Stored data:
□ □ □
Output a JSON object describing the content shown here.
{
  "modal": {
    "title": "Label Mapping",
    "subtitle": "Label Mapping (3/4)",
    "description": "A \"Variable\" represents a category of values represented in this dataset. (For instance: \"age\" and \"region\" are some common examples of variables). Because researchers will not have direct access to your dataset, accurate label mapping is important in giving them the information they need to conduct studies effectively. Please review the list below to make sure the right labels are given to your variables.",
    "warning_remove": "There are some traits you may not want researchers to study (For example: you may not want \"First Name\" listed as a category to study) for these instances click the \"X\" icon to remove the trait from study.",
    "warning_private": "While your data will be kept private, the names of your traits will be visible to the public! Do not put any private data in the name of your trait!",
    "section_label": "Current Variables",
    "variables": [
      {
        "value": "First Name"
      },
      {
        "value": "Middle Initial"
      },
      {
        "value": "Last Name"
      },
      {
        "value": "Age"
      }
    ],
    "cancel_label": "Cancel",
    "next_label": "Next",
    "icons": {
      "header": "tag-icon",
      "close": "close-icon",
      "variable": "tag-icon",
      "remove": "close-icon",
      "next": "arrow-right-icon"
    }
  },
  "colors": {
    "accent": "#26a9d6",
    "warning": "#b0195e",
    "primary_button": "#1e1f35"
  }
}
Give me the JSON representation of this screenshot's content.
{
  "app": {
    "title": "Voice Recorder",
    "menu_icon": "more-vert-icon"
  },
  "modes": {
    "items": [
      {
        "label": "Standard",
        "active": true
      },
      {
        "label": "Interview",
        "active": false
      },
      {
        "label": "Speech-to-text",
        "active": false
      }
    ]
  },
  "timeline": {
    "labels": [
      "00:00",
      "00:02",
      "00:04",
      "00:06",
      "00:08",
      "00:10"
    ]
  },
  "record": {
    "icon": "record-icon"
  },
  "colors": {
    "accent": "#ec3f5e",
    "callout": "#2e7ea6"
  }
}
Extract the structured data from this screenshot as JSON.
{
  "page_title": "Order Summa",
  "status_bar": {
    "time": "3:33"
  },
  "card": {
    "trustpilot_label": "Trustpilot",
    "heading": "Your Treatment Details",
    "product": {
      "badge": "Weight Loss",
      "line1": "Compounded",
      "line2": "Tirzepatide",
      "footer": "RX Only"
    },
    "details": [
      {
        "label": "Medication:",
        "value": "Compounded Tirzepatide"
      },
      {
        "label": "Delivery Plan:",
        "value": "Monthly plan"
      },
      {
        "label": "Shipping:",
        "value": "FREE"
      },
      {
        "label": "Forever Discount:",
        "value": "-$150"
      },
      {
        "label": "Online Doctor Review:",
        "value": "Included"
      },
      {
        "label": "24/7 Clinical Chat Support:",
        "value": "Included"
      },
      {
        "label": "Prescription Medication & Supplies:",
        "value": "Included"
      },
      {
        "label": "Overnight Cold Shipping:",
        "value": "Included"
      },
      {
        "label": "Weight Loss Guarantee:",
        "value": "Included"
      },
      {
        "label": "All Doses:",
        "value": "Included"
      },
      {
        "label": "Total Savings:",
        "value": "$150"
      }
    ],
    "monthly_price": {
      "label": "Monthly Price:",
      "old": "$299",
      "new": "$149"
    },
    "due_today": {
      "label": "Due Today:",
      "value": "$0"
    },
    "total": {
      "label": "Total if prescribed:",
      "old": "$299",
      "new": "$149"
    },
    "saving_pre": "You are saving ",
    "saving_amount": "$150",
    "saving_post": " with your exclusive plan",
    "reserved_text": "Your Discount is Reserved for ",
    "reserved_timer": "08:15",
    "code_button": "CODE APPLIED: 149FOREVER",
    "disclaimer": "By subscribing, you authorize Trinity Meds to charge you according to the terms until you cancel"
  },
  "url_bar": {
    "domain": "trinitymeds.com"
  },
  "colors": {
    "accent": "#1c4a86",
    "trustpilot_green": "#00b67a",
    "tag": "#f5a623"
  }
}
□ □ □
Print the records above in full, exactly.

* **TASK OUTPUT**
Output a JSON object describing the content shown here.
{
  "modal": {
    "title": "Label Mapping",
    "subtitle": "Label Mapping (3/4)",
    "description": "A \"Variable\" represents a category of values represented in this dataset. (For instance: \"age\" and \"region\" are some common examples of variables). Because researchers will not have direct access to your dataset, accurate label mapping is important in giving them the information they need to conduct studies effectively. Please review the list below to make sure the right labels are given to your variables.",
    "warning_remove": "There are some traits you may not want researchers to study (For example: you may not want \"First Name\" listed as a category to study) for these instances click the \"X\" icon to remove the trait from study.",
    "warning_private": "While your data will be kept private, the names of your traits will be visible to the public! Do not put any private data in the name of your trait!",
    "section_label": "Current Variables",
    "variables": [
      {
        "value": "First Name"
      },
      {
        "value": "Middle Initial"
      },
      {
        "value": "Last Name"
      },
      {
        "value": "Age"
      }
    ],
    "cancel_label": "Cancel",
    "next_label": "Next",
    "icons": {
      "header": "tag-icon",
      "close": "close-icon",
      "variable": "tag-icon",
      "remove": "close-icon",
      "next": "arrow-right-icon"
    }
  },
  "colors": {
    "accent": "#26a9d6",
    "warning": "#b0195e",
    "primary_button": "#1e1f35"
  }
}
Give me the JSON representation of this screenshot's content.
{
  "app": {
    "title": "Voice Recorder",
    "menu_icon": "more-vert-icon"
  },
  "modes": {
    "items": [
      {
        "label": "Standard",
        "active": true
      },
      {
        "label": "Interview",
        "active": false
      },
      {
        "label": "Speech-to-text",
        "active": false
      }
    ]
  },
  "timeline": {
    "labels": [
      "00:00",
      "00:02",
      "00:04",
      "00:06",
      "00:08",
      "00:10"
    ]
  },
  "record": {
    "icon": "record-icon"
  },
  "colors": {
    "accent": "#ec3f5e",
    "callout": "#2e7ea6"
  }
}
Extract the structured data from this screenshot as JSON.
{
  "page_title": "Order Summa",
  "status_bar": {
    "time": "3:33"
  },
  "card": {
    "trustpilot_label": "Trustpilot",
    "heading": "Your Treatment Details",
    "product": {
      "badge": "Weight Loss",
      "line1": "Compounded",
      "line2": "Tirzepatide",
      "footer": "RX Only"
    },
    "details": [
      {
        "label": "Medication:",
        "value": "Compounded Tirzepatide"
      },
      {
        "label": "Delivery Plan:",
        "value": "Monthly plan"
      },
      {
        "label": "Shipping:",
        "value": "FREE"
      },
      {
        "label": "Forever Discount:",
        "value": "-$150"
      },
      {
        "label": "Online Doctor Review:",
        "value": "Included"
      },
      {
        "label": "24/7 Clinical Chat Support:",
        "value": "Included"
      },
      {
        "label": "Prescription Medication & Supplies:",
        "value": "Included"
      },
      {
        "label": "Overnight Cold Shipping:",
        "value": "Included"
      },
      {
        "label": "Weight Loss Guarantee:",
        "value": "Included"
      },
      {
        "label": "All Doses:",
        "value": "Included"
      },
      {
        "label": "Total Savings:",
        "value": "$150"
      }
    ],
    "monthly_price": {
      "label": "Monthly Price:",
      "old": "$299",
      "new": "$149"
    },
    "due_today": {
      "label": "Due Today:",
      "value": "$0"
    },
    "total": {
      "label": "Total if prescribed:",
      "old": "$299",
      "new": "$149"
    },
    "saving_pre": "You are saving ",
    "saving_amount": "$150",
    "saving_post": " with your exclusive plan",
    "reserved_text": "Your Discount is Reserved for ",
    "reserved_timer": "08:15",
    "code_button": "CODE APPLIED: 149FOREVER",
    "disclaimer": "By subscribing, you authorize Trinity Meds to charge you according to the terms until you cancel"
  },
  "url_bar": {
    "domain": "trinitymeds.com"
  },
  "colors": {
    "accent": "#1c4a86",
    "trustpilot_green": "#00b67a",
    "tag": "#f5a623"
  }
}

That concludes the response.